What you will do:
Separate out the lines that hold "name".

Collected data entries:
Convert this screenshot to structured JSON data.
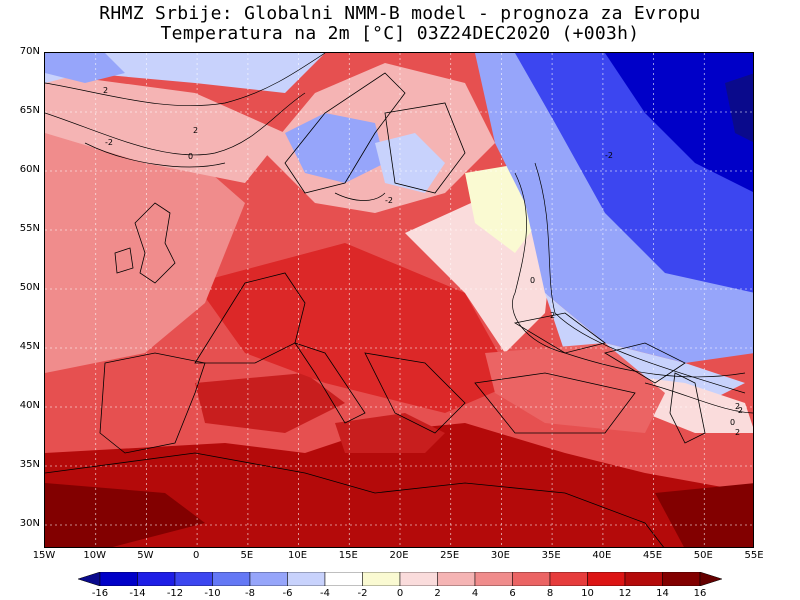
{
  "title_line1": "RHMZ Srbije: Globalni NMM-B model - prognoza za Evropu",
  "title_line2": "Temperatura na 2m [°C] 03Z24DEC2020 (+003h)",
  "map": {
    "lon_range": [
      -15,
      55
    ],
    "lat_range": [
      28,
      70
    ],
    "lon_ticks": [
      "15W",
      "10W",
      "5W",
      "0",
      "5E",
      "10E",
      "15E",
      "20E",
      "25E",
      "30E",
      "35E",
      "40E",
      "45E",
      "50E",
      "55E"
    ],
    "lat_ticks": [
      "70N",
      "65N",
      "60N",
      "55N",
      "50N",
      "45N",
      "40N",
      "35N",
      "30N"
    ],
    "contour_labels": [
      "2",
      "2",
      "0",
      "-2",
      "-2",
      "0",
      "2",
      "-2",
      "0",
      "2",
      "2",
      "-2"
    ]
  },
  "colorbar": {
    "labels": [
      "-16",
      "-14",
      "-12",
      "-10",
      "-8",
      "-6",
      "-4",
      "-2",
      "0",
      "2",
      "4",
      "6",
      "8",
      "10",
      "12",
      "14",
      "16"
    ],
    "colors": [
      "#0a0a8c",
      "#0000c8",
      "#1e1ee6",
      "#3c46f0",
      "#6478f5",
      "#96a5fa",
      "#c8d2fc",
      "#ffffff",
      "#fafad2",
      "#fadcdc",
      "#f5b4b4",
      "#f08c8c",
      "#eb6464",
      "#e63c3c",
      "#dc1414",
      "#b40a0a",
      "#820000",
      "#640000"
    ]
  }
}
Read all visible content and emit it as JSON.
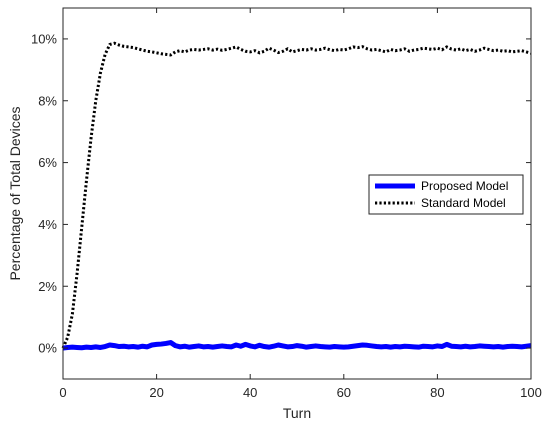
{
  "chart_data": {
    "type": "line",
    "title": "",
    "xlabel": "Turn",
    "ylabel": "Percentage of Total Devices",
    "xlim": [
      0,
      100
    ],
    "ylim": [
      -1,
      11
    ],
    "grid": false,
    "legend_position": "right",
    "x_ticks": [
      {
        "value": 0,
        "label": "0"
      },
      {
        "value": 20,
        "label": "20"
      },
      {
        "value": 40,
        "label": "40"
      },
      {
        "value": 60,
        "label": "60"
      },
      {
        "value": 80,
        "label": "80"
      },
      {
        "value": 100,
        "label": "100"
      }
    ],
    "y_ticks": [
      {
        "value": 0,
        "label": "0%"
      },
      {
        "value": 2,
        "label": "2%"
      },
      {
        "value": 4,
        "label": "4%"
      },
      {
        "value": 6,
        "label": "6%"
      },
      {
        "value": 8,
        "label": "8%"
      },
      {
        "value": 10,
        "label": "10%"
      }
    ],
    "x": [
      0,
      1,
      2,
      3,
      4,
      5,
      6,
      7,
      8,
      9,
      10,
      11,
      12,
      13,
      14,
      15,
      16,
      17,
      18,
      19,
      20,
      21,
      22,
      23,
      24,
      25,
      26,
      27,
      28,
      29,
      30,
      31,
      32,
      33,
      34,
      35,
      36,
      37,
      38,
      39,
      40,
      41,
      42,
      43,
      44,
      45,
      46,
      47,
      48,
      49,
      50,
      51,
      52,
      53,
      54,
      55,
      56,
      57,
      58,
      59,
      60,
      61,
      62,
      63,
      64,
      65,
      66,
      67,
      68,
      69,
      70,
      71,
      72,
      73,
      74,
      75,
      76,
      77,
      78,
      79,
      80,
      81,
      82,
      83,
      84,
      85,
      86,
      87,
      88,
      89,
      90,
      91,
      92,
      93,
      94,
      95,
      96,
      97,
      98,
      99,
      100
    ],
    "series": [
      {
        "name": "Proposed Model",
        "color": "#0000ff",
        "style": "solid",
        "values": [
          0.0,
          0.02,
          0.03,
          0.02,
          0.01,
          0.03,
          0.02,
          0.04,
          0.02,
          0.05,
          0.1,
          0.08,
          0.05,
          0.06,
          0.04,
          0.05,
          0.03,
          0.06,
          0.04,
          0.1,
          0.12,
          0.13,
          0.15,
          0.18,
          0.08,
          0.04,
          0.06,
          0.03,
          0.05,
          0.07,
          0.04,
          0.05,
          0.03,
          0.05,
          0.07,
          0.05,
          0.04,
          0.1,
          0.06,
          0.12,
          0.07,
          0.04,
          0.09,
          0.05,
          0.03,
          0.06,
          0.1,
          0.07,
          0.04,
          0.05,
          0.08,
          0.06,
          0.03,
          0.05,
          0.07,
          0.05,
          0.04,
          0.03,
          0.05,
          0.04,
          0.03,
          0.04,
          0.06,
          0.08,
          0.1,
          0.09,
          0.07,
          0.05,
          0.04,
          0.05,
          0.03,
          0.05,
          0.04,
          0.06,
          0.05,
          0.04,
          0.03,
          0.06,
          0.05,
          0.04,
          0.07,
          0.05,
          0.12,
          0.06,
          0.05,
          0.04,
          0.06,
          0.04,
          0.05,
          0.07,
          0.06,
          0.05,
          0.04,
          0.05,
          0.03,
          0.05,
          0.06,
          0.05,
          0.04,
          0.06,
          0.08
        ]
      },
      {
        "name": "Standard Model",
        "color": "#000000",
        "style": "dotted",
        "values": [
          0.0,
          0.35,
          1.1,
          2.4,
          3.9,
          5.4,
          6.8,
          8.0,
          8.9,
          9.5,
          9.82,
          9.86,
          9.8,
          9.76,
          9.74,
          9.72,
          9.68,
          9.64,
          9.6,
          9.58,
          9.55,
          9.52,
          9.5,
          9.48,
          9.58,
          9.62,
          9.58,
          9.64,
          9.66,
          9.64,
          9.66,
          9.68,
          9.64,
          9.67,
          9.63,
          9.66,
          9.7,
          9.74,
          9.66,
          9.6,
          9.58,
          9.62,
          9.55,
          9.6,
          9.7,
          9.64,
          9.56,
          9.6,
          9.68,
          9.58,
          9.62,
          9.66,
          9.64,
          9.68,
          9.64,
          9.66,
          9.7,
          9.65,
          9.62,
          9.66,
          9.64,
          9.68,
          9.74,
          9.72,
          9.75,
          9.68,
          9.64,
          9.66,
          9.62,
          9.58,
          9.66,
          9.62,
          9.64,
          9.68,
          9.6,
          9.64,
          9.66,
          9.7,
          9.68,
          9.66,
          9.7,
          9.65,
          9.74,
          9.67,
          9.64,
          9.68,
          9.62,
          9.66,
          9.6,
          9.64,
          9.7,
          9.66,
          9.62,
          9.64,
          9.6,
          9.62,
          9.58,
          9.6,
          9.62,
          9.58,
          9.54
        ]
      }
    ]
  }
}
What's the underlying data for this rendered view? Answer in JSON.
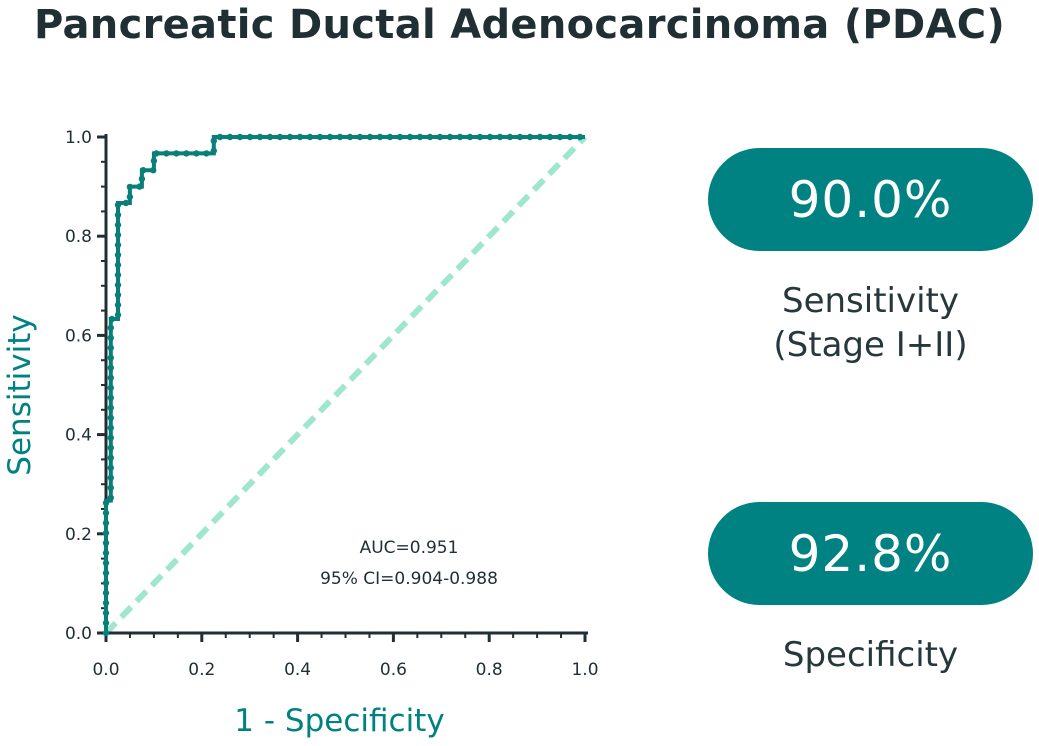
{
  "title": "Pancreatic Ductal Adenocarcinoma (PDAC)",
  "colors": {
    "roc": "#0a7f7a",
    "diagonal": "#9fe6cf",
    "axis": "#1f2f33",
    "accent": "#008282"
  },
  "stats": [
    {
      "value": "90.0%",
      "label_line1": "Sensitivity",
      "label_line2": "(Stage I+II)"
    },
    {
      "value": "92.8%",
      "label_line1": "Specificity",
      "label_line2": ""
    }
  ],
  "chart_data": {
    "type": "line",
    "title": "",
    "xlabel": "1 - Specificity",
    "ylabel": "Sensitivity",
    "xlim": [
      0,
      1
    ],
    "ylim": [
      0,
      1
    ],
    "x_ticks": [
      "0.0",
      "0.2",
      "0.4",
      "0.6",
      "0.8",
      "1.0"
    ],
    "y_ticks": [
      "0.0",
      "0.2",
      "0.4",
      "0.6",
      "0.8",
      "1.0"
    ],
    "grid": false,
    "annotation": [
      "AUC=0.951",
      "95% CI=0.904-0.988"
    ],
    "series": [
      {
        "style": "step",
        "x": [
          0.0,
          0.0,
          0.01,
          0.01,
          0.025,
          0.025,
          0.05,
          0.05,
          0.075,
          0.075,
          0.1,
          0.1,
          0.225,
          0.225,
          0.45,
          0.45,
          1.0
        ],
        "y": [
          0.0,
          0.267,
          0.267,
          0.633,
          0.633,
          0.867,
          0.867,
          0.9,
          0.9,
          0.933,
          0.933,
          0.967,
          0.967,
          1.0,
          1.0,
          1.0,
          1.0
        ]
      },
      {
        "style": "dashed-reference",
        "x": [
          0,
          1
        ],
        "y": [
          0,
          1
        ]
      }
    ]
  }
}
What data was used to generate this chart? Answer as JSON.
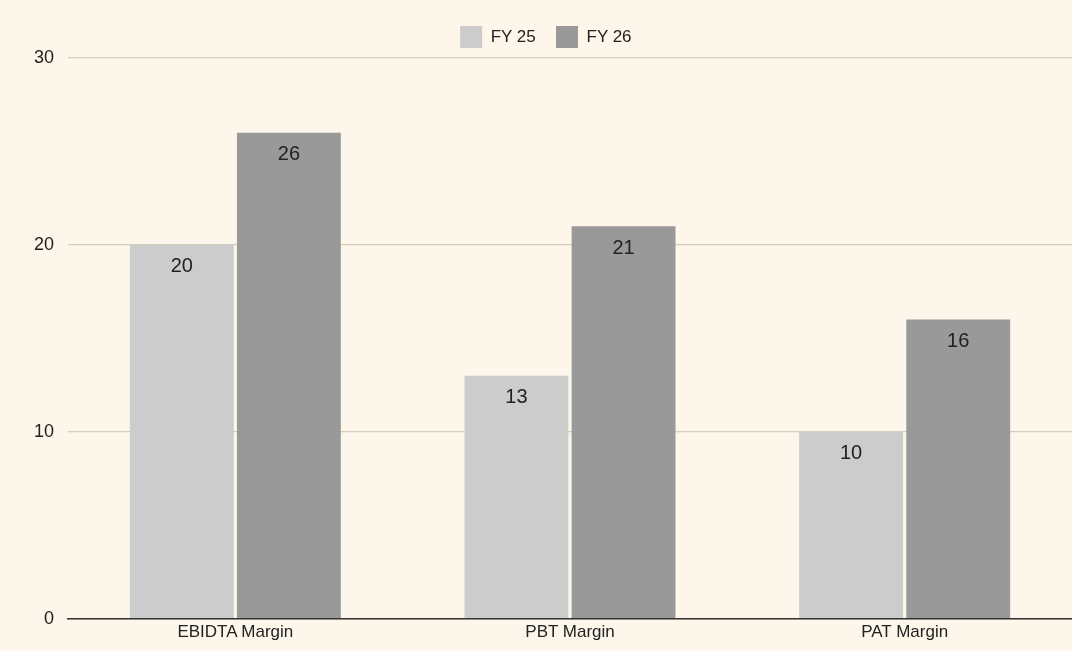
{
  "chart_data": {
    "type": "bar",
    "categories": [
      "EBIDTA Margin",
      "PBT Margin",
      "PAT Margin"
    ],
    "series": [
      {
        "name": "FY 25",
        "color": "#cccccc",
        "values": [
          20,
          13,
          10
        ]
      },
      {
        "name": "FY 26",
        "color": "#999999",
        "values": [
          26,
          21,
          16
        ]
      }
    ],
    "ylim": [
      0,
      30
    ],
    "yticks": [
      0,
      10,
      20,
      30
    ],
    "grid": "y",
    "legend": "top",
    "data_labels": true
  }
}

Response:
        "name": "Proposed Model",
        "name": "Standard Model",
        "name": "FY 25",
        "name": "FY 26",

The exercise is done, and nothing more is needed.